## Recorded information

━━━━━━━━━━━━━━━━━━━━

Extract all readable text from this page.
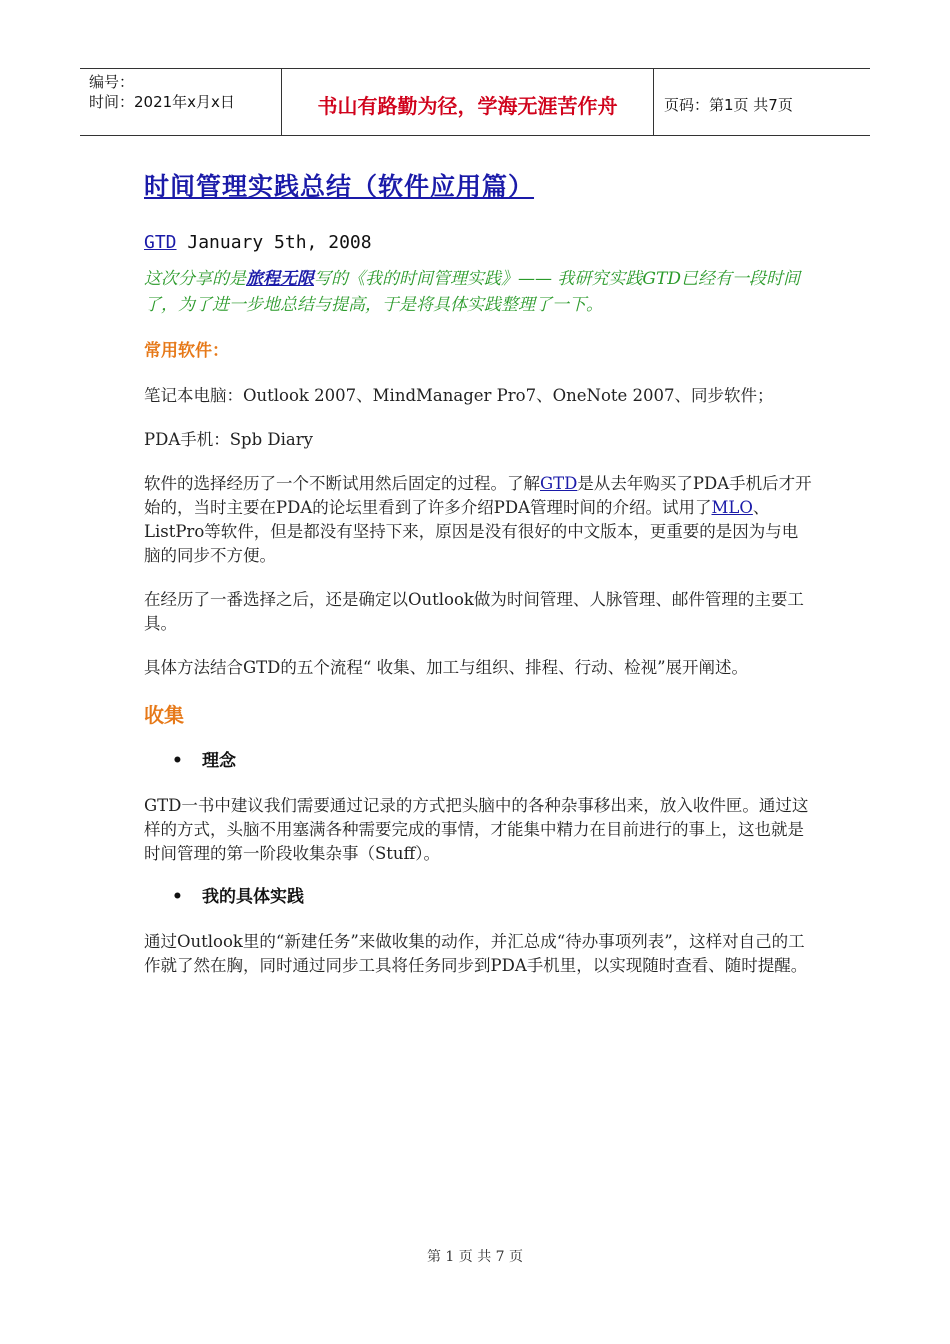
编号：
时间：2021年x月x日	书山有路勤为径，学海无涯苦作舟	页码：第1页 共7页
时间管理实践总结（软件应用篇）
GTD January 5th, 2008
这次分享的是旅程无限写的《我的时间管理实践》—— 我研究实践GTD已经有一段时间了，为了进一步地总结与提高，于是将具体实践整理了一下。
常用软件：

笔记本电脑：Outlook 2007、MindManager Pro7、OneNote 2007、同步软件；

PDA手机：Spb Diary

软件的选择经历了一个不断试用然后固定的过程。了解GTD是从去年购买了PDA手机后才开始的，当时主要在PDA的论坛里看到了许多介绍PDA管理时间的介绍。试用了MLO、ListPro等软件，但是都没有坚持下来，原因是没有很好的中文版本，更重要的是因为与电脑的同步不方便。

在经历了一番选择之后，还是确定以Outlook做为时间管理、人脉管理、邮件管理的主要工具。

具体方法结合GTD的五个流程“ 收集、加工与组织、排程、行动、检视”展开阐述。

收集
• 理念

GTD一书中建议我们需要通过记录的方式把头脑中的各种杂事移出来，放入收件匣。通过这样的方式，头脑不用塞满各种需要完成的事情，才能集中精力在目前进行的事上，这也就是时间管理的第一阶段收集杂事（Stuff）。

• 我的具体实践

通过Outlook里的“新建任务”来做收集的动作，并汇总成“待办事项列表”，这样对自己的工作就了然在胸，同时通过同步工具将任务同步到PDA手机里，以实现随时查看、随时提醒。

第 1 页 共 7 页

━━━━━━━━━━━━━━━━━━━━

## What needs to be done
Every record above should be transcribed exactly; the pictures stay out of the copy.

## Result
Extract all readable text from this page.
编号：
时间：2021年x月x日	书山有路勤为径，学海无涯苦作舟	页码：第1页 共7页
时间管理实践总结（软件应用篇）
GTD January 5th, 2008
这次分享的是旅程无限写的《我的时间管理实践》—— 我研究实践GTD已经有一段时间了，为了进一步地总结与提高，于是将具体实践整理了一下。
常用软件：

笔记本电脑：Outlook 2007、MindManager Pro7、OneNote 2007、同步软件；

PDA手机：Spb Diary

软件的选择经历了一个不断试用然后固定的过程。了解GTD是从去年购买了PDA手机后才开始的，当时主要在PDA的论坛里看到了许多介绍PDA管理时间的介绍。试用了MLO、ListPro等软件，但是都没有坚持下来，原因是没有很好的中文版本，更重要的是因为与电脑的同步不方便。

在经历了一番选择之后，还是确定以Outlook做为时间管理、人脉管理、邮件管理的主要工具。

具体方法结合GTD的五个流程“ 收集、加工与组织、排程、行动、检视”展开阐述。

收集
• 理念

GTD一书中建议我们需要通过记录的方式把头脑中的各种杂事移出来，放入收件匣。通过这样的方式，头脑不用塞满各种需要完成的事情，才能集中精力在目前进行的事上，这也就是时间管理的第一阶段收集杂事（Stuff）。

• 我的具体实践

通过Outlook里的“新建任务”来做收集的动作，并汇总成“待办事项列表”，这样对自己的工作就了然在胸，同时通过同步工具将任务同步到PDA手机里，以实现随时查看、随时提醒。

第 1 页 共 7 页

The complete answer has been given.